A block of data:
*****

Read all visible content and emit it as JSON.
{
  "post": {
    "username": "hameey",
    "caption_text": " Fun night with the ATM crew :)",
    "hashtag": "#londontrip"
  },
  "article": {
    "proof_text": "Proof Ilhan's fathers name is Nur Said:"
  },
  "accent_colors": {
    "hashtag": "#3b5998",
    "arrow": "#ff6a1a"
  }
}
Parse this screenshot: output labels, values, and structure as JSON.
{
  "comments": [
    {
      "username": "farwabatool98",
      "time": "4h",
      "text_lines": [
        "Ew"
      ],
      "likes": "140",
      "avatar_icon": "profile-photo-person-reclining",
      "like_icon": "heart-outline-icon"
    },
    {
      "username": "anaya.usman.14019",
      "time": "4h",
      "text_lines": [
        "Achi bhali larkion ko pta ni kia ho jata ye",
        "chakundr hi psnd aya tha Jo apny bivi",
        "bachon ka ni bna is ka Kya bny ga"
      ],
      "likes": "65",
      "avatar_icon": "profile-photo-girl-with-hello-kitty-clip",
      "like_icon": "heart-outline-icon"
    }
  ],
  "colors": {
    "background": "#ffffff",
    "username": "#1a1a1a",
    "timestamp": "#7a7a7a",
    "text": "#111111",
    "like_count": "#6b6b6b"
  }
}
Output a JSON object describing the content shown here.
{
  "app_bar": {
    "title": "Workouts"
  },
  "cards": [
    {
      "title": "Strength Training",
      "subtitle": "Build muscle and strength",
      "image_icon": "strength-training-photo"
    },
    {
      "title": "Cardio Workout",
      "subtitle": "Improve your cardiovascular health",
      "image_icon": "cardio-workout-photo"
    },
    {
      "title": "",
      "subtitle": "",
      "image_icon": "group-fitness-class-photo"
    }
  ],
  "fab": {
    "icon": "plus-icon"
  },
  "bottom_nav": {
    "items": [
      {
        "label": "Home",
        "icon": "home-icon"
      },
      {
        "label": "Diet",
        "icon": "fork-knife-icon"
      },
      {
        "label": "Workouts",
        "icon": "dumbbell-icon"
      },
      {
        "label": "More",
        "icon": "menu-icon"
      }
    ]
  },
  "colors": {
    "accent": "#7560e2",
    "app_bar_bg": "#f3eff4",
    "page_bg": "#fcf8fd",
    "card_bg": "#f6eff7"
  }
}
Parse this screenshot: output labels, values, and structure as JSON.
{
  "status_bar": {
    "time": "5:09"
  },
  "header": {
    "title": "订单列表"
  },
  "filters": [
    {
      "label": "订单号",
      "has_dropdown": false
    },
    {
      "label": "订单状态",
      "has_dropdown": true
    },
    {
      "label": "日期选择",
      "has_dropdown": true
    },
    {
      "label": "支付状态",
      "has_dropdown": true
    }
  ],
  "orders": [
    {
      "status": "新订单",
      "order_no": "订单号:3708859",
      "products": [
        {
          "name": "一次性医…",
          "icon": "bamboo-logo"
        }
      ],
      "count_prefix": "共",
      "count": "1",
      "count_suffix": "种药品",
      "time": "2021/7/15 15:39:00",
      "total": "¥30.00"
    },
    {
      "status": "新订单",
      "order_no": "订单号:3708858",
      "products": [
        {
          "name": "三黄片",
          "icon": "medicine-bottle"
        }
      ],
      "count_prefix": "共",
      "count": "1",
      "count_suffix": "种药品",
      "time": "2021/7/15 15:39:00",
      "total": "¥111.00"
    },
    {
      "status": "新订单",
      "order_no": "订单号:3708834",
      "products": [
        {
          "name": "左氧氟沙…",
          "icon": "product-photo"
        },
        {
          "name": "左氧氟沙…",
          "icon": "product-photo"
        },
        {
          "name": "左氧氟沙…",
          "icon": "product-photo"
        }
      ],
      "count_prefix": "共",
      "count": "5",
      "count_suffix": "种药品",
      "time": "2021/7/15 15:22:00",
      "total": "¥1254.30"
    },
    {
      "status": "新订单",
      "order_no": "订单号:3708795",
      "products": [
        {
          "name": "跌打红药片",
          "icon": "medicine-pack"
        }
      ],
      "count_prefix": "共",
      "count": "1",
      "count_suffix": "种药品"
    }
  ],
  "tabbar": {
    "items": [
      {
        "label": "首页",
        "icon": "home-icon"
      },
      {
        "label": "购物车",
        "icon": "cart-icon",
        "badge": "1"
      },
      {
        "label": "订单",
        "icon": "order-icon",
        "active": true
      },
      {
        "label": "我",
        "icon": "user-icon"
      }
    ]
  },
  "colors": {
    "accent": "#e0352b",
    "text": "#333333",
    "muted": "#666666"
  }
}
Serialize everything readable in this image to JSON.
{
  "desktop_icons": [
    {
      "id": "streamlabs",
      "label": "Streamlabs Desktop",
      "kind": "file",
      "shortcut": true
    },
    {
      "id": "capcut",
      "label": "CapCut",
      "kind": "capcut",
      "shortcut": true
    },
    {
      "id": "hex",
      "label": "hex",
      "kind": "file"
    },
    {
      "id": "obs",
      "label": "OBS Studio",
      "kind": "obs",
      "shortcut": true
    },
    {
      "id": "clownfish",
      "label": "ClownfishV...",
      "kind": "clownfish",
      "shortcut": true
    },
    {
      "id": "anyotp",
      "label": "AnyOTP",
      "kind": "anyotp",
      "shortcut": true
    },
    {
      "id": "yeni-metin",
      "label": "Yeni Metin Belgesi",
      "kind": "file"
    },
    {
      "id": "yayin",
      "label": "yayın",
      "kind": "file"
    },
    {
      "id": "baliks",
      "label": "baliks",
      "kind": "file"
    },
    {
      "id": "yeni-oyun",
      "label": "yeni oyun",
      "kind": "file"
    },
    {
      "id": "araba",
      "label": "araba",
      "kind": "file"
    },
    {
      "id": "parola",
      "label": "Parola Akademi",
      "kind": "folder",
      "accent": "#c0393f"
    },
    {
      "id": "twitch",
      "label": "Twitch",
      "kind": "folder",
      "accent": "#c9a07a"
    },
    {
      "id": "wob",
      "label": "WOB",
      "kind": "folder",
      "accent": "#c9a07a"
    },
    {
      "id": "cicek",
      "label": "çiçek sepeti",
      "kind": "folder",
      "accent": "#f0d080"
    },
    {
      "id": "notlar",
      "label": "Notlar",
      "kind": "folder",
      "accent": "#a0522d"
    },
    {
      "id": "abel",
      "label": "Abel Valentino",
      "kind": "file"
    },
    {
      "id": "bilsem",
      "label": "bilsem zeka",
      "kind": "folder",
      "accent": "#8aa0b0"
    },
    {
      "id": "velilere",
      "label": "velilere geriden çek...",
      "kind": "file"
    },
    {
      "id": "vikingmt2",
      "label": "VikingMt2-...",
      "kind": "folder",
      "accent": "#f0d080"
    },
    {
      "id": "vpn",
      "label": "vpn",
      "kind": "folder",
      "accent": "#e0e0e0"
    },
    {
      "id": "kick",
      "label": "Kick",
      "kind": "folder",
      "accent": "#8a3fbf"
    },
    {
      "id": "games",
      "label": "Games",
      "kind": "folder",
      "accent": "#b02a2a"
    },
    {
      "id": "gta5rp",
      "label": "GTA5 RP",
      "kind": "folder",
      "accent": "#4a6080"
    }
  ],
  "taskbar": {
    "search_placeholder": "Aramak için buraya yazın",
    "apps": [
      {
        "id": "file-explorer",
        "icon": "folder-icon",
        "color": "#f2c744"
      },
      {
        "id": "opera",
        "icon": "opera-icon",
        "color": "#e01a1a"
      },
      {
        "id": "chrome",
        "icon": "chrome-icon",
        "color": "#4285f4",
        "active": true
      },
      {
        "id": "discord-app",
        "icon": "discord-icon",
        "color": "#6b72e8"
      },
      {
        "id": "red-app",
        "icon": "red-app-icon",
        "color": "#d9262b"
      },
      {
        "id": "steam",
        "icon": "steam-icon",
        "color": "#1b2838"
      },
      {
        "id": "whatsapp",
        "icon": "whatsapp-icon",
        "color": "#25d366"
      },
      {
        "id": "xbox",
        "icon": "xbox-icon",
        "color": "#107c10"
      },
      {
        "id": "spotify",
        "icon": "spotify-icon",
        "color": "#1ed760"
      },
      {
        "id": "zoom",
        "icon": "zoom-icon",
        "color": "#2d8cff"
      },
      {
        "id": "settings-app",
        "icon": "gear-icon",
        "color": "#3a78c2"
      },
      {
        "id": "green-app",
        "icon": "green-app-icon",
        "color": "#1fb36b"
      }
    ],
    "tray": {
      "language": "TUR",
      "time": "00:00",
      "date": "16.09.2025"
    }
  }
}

*****

* [Directions for this task] Scan the listing above. Gather each line that contains the word "total".

* [Result below]
      "total": "¥30.00"
      "total": "¥111.00"
      "total": "¥1254.30"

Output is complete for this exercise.